Entries from a visual dataset
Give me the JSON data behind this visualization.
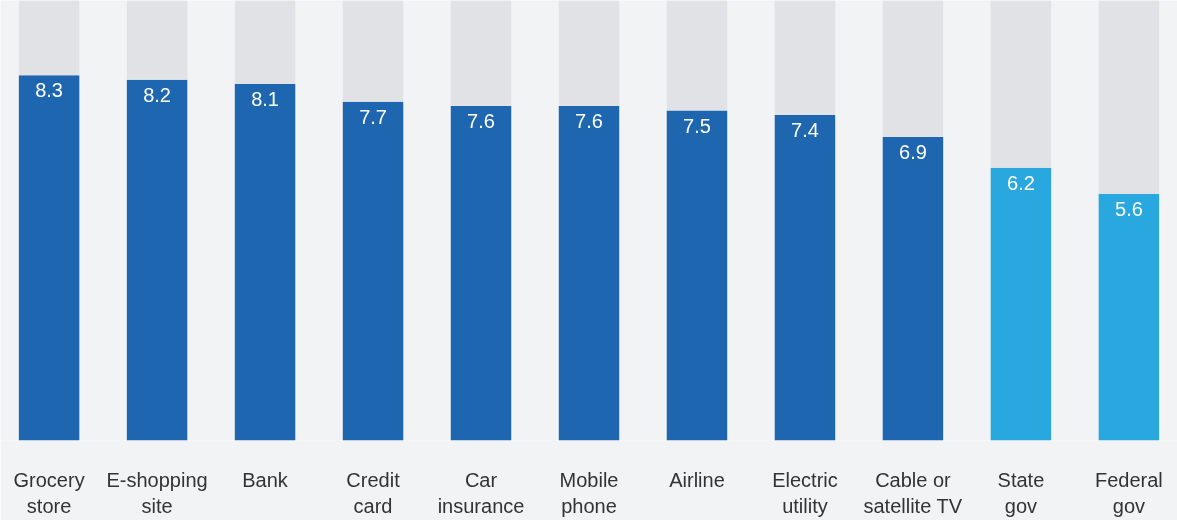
{
  "chart_data": {
    "type": "bar",
    "stacked": true,
    "ylim": [
      0,
      10
    ],
    "grid": false,
    "categories": [
      "Grocery\nstore",
      "E-shopping\nsite",
      "Bank",
      "Credit\ncard",
      "Car\ninsurance",
      "Mobile\nphone",
      "Airline",
      "Electric\nutility",
      "Cable or\nsatellite TV",
      "State\ngov",
      "Federal\ngov"
    ],
    "series": [
      {
        "colors": [
          "#1f66b1",
          "#1f66b1",
          "#1f66b1",
          "#1f66b1",
          "#1f66b1",
          "#1f66b1",
          "#1f66b1",
          "#1f66b1",
          "#1f66b1",
          "#29a7df",
          "#29a7df"
        ],
        "values": [
          8.3,
          8.2,
          8.1,
          7.7,
          7.6,
          7.6,
          7.5,
          7.4,
          6.9,
          6.2,
          5.6
        ],
        "value_labels": [
          "8.3",
          "8.2",
          "8.1",
          "7.7",
          "7.6",
          "7.6",
          "7.5",
          "7.4",
          "6.9",
          "6.2",
          "5.6"
        ]
      },
      {
        "color": "#e1e2e5",
        "values": [
          1.7,
          1.8,
          1.9,
          2.3,
          2.4,
          2.4,
          2.5,
          2.6,
          3.1,
          3.8,
          4.4
        ]
      }
    ]
  }
}
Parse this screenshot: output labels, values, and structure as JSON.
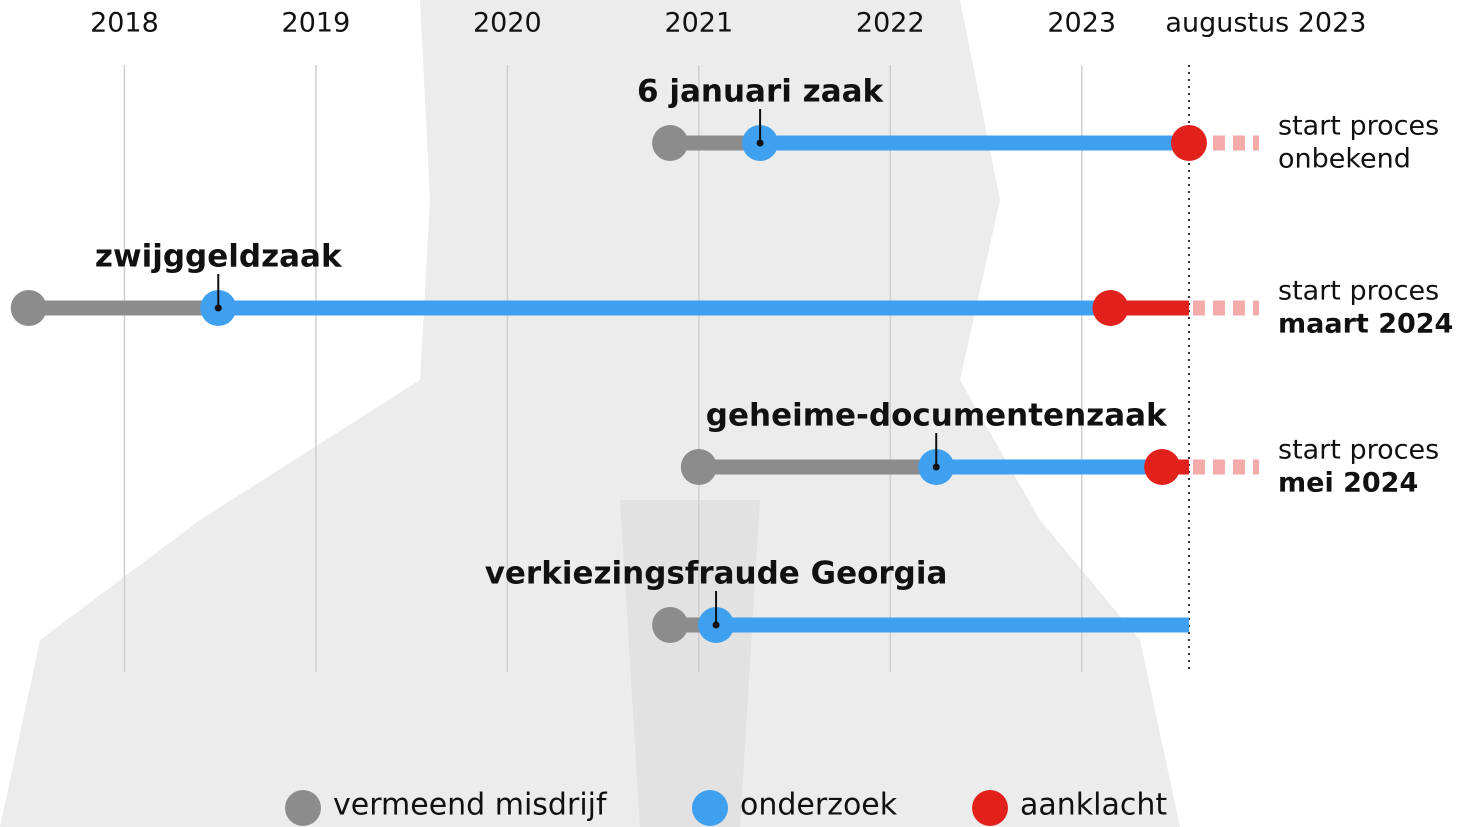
{
  "chart_data": {
    "type": "timeline",
    "xlim": [
      2017.35,
      2024.96
    ],
    "xticks": [
      2018,
      2019,
      2020,
      2021,
      2022,
      2023
    ],
    "now": {
      "value": 2023.56,
      "label": "augustus 2023"
    },
    "grid": true,
    "series": [
      {
        "name": "vermeend misdrijf",
        "color": "#8c8c8c"
      },
      {
        "name": "onderzoek",
        "color": "#3fa0ef"
      },
      {
        "name": "aanklacht",
        "color": "#e2211c"
      }
    ],
    "cases": [
      {
        "name": "6 januari zaak",
        "misdrijf": 2020.85,
        "onderzoek": 2021.32,
        "aanklacht": 2023.56,
        "outcome": [
          "start proces",
          "onbekend"
        ],
        "outcome_bold": false
      },
      {
        "name": "zwijggeldzaak",
        "misdrijf": 2017.5,
        "onderzoek": 2018.49,
        "aanklacht": 2023.15,
        "outcome": [
          "start proces",
          "maart 2024"
        ],
        "outcome_bold": true
      },
      {
        "name": "geheime-documentenzaak",
        "misdrijf": 2021.0,
        "onderzoek": 2022.24,
        "aanklacht": 2023.42,
        "outcome": [
          "start proces",
          "mei 2024"
        ],
        "outcome_bold": true
      },
      {
        "name": "verkiezingsfraude Georgia",
        "misdrijf": 2020.85,
        "onderzoek": 2021.09,
        "aanklacht": null
      }
    ]
  }
}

• STATED PROBLEM: Gather and copy every line of the data in which the string "onderzoek" is found.

• TASK RESULT:
        "name": "onderzoek",
        "onderzoek": 2021.32,
        "onderzoek": 2018.49,
        "onderzoek": 2022.24,
        "onderzoek": 2021.09,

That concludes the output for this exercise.